Print exactly the lines from the one containing "Extract all readable text from this page." through the last line of the listing, both included.

=====

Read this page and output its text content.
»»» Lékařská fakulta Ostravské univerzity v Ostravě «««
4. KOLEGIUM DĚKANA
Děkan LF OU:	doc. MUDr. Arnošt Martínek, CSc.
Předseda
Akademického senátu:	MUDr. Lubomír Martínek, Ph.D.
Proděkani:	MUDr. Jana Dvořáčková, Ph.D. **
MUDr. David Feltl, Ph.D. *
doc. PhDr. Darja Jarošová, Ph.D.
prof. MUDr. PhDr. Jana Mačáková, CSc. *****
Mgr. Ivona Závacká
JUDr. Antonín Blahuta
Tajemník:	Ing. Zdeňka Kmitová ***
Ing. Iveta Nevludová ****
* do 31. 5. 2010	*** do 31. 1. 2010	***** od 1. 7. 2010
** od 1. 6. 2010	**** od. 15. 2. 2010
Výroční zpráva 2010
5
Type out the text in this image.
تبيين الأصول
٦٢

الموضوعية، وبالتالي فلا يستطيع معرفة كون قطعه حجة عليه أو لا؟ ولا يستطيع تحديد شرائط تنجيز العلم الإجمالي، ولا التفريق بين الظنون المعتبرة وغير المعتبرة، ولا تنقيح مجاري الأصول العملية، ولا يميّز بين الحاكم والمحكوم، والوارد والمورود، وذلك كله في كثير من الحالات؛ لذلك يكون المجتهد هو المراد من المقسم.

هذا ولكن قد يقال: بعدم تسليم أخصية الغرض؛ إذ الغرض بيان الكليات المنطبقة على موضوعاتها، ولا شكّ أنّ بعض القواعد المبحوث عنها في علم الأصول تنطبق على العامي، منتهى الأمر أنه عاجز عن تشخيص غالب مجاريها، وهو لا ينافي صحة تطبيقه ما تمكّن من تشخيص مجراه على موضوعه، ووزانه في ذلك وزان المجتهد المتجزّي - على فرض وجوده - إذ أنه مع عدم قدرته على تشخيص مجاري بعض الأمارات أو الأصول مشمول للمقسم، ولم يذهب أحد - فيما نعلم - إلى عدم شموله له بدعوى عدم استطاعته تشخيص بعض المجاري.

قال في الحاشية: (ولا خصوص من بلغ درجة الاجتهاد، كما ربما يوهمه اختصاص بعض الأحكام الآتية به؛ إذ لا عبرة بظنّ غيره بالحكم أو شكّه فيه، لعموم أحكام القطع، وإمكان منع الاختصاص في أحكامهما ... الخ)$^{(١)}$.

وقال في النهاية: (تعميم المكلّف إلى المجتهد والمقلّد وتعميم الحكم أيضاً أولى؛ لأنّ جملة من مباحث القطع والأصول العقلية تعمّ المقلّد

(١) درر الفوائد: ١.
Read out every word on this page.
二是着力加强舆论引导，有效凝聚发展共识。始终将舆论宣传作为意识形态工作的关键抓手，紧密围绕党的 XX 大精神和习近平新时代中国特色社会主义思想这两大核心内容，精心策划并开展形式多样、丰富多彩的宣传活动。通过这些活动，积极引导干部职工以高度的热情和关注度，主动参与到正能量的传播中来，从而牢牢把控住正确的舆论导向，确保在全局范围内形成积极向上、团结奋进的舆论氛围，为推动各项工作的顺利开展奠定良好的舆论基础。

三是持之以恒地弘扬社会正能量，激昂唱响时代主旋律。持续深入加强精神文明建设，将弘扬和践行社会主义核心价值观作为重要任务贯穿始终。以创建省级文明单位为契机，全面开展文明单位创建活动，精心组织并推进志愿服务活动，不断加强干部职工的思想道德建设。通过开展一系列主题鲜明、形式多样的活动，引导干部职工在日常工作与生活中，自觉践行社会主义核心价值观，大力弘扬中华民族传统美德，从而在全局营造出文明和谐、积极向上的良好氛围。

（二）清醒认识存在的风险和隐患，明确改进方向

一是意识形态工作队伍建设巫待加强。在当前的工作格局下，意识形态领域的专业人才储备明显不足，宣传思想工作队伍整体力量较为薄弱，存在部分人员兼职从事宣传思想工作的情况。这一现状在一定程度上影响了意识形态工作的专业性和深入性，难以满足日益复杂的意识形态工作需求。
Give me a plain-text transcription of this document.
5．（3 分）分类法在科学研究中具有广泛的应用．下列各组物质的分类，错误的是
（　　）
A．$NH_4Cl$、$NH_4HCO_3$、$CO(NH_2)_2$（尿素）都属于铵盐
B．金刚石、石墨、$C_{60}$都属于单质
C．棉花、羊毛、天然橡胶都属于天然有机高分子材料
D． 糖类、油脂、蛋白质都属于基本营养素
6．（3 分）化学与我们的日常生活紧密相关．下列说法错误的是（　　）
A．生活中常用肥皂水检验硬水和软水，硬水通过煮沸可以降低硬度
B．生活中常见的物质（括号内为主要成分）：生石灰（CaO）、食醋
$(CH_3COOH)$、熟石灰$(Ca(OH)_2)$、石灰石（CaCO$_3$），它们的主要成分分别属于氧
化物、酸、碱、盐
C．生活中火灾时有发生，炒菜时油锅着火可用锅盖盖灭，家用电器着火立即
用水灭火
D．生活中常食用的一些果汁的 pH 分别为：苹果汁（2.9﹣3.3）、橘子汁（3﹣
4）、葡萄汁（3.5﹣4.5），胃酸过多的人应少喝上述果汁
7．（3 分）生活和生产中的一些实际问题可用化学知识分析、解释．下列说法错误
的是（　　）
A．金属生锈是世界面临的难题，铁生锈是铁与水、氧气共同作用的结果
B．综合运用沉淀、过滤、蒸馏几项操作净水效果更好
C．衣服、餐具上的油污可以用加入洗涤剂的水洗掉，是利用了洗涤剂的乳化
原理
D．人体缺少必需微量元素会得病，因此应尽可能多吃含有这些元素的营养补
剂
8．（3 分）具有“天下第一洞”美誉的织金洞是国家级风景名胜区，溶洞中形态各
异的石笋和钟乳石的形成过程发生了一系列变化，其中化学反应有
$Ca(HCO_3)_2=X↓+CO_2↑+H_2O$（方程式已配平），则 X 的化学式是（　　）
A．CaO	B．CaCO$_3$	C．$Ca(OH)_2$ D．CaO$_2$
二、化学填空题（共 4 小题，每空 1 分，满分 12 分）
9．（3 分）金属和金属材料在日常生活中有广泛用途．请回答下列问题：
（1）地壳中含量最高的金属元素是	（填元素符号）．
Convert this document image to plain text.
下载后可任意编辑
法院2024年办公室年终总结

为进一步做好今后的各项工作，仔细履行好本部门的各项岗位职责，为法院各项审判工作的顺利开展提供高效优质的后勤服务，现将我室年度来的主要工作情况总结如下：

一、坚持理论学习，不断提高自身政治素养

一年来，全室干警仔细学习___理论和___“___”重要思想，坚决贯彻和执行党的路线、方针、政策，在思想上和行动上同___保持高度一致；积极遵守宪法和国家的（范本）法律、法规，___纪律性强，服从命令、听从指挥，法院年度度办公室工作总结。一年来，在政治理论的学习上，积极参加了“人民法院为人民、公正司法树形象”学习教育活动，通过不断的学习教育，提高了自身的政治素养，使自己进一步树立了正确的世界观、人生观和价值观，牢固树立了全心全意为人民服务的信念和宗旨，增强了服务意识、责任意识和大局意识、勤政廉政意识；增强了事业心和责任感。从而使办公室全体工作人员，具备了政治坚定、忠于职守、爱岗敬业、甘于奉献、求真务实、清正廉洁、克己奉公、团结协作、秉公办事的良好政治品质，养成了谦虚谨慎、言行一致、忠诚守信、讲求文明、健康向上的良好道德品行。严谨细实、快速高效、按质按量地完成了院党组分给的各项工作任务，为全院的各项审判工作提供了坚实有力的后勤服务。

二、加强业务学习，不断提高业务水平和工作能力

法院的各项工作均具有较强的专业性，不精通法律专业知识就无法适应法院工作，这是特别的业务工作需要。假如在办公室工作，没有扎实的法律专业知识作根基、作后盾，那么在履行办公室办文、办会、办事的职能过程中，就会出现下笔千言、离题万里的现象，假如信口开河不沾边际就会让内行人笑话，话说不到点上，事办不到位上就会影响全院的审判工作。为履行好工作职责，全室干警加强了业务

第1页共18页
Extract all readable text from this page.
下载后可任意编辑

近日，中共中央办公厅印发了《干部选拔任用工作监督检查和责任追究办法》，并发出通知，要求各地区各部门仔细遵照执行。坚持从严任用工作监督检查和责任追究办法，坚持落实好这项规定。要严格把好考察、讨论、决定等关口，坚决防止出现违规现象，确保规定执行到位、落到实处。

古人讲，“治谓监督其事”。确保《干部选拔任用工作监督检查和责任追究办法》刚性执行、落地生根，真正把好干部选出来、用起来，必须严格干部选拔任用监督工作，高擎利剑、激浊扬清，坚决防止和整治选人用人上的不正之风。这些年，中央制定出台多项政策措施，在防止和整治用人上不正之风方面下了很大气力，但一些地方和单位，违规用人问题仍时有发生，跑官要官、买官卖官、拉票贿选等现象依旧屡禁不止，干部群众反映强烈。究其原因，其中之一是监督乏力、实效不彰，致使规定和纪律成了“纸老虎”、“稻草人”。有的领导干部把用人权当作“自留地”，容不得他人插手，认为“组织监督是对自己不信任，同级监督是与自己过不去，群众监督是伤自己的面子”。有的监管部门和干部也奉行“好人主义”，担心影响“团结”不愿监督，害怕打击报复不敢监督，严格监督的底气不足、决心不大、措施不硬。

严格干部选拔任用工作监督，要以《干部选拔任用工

=====

Finished exercise:
Extract all readable text from this page.
下载后可任意编辑

近日，中共中央办公厅印发了《干部选拔任用工作监督检查和责任追究办法》，并发出通知，要求各地区各部门仔细遵照执行。坚持从严任用工作监督检查和责任追究办法，坚持落实好这项规定。要严格把好考察、讨论、决定等关口，坚决防止出现违规现象，确保规定执行到位、落到实处。

古人讲，“治谓监督其事”。确保《干部选拔任用工作监督检查和责任追究办法》刚性执行、落地生根，真正把好干部选出来、用起来，必须严格干部选拔任用监督工作，高擎利剑、激浊扬清，坚决防止和整治选人用人上的不正之风。这些年，中央制定出台多项政策措施，在防止和整治用人上不正之风方面下了很大气力，但一些地方和单位，违规用人问题仍时有发生，跑官要官、买官卖官、拉票贿选等现象依旧屡禁不止，干部群众反映强烈。究其原因，其中之一是监督乏力、实效不彰，致使规定和纪律成了“纸老虎”、“稻草人”。有的领导干部把用人权当作“自留地”，容不得他人插手，认为“组织监督是对自己不信任，同级监督是与自己过不去，群众监督是伤自己的面子”。有的监管部门和干部也奉行“好人主义”，担心影响“团结”不愿监督，害怕打击报复不敢监督，严格监督的底气不足、决心不大、措施不硬。

严格干部选拔任用工作监督，要以《干部选拔任用工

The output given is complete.